**WHAT TO DO:** Make an exact copy of the lines below.

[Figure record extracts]
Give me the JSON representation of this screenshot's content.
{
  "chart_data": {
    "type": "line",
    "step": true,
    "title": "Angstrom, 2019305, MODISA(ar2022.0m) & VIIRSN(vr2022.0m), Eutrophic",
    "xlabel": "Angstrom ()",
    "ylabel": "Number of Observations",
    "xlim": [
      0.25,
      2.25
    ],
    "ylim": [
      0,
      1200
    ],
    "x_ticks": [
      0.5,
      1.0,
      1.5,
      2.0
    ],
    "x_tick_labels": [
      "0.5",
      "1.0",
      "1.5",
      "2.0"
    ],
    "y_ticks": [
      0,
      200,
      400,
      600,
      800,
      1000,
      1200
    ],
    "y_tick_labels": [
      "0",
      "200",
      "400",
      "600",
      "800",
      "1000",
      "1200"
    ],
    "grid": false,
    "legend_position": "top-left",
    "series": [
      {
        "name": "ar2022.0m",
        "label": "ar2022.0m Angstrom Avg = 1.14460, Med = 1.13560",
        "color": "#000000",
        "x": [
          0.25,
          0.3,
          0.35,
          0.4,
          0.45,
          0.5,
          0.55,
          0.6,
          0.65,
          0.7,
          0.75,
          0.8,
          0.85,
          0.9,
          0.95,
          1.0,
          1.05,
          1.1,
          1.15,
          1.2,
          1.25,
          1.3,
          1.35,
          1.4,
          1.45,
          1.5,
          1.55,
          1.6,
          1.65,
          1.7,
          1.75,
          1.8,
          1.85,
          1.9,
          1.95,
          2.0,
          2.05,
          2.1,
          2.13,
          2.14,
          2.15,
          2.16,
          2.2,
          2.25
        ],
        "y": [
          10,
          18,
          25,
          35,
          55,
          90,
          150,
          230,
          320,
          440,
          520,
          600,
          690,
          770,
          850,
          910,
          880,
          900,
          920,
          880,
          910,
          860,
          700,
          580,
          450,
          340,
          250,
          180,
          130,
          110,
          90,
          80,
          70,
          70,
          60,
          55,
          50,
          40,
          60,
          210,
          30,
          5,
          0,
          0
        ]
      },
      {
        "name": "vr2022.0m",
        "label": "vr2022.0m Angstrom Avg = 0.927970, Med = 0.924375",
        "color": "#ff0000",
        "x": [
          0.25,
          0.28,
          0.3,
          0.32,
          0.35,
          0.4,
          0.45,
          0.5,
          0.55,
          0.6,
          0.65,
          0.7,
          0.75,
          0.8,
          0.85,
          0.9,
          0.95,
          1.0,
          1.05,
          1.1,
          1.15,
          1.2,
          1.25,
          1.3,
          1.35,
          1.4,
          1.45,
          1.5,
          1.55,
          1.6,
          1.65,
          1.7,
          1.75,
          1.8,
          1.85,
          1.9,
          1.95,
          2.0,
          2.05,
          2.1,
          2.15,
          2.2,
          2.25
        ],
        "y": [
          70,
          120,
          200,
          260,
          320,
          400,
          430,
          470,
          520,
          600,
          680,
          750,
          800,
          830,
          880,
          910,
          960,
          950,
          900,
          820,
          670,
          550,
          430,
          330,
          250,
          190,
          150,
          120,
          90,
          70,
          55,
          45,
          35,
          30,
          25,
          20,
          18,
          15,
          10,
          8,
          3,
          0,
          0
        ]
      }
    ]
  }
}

**EXPECTED ANSWER:**
Give me the JSON representation of this screenshot's content.
{
  "chart_data": {
    "type": "line",
    "step": true,
    "title": "Angstrom, 2019305, MODISA(ar2022.0m) & VIIRSN(vr2022.0m), Eutrophic",
    "xlabel": "Angstrom ()",
    "ylabel": "Number of Observations",
    "xlim": [
      0.25,
      2.25
    ],
    "ylim": [
      0,
      1200
    ],
    "x_ticks": [
      0.5,
      1.0,
      1.5,
      2.0
    ],
    "x_tick_labels": [
      "0.5",
      "1.0",
      "1.5",
      "2.0"
    ],
    "y_ticks": [
      0,
      200,
      400,
      600,
      800,
      1000,
      1200
    ],
    "y_tick_labels": [
      "0",
      "200",
      "400",
      "600",
      "800",
      "1000",
      "1200"
    ],
    "grid": false,
    "legend_position": "top-left",
    "series": [
      {
        "name": "ar2022.0m",
        "label": "ar2022.0m Angstrom Avg = 1.14460, Med = 1.13560",
        "color": "#000000",
        "x": [
          0.25,
          0.3,
          0.35,
          0.4,
          0.45,
          0.5,
          0.55,
          0.6,
          0.65,
          0.7,
          0.75,
          0.8,
          0.85,
          0.9,
          0.95,
          1.0,
          1.05,
          1.1,
          1.15,
          1.2,
          1.25,
          1.3,
          1.35,
          1.4,
          1.45,
          1.5,
          1.55,
          1.6,
          1.65,
          1.7,
          1.75,
          1.8,
          1.85,
          1.9,
          1.95,
          2.0,
          2.05,
          2.1,
          2.13,
          2.14,
          2.15,
          2.16,
          2.2,
          2.25
        ],
        "y": [
          10,
          18,
          25,
          35,
          55,
          90,
          150,
          230,
          320,
          440,
          520,
          600,
          690,
          770,
          850,
          910,
          880,
          900,
          920,
          880,
          910,
          860,
          700,
          580,
          450,
          340,
          250,
          180,
          130,
          110,
          90,
          80,
          70,
          70,
          60,
          55,
          50,
          40,
          60,
          210,
          30,
          5,
          0,
          0
        ]
      },
      {
        "name": "vr2022.0m",
        "label": "vr2022.0m Angstrom Avg = 0.927970, Med = 0.924375",
        "color": "#ff0000",
        "x": [
          0.25,
          0.28,
          0.3,
          0.32,
          0.35,
          0.4,
          0.45,
          0.5,
          0.55,
          0.6,
          0.65,
          0.7,
          0.75,
          0.8,
          0.85,
          0.9,
          0.95,
          1.0,
          1.05,
          1.1,
          1.15,
          1.2,
          1.25,
          1.3,
          1.35,
          1.4,
          1.45,
          1.5,
          1.55,
          1.6,
          1.65,
          1.7,
          1.75,
          1.8,
          1.85,
          1.9,
          1.95,
          2.0,
          2.05,
          2.1,
          2.15,
          2.2,
          2.25
        ],
        "y": [
          70,
          120,
          200,
          260,
          320,
          400,
          430,
          470,
          520,
          600,
          680,
          750,
          800,
          830,
          880,
          910,
          960,
          950,
          900,
          820,
          670,
          550,
          430,
          330,
          250,
          190,
          150,
          120,
          90,
          70,
          55,
          45,
          35,
          30,
          25,
          20,
          18,
          15,
          10,
          8,
          3,
          0,
          0
        ]
      }
    ]
  }
}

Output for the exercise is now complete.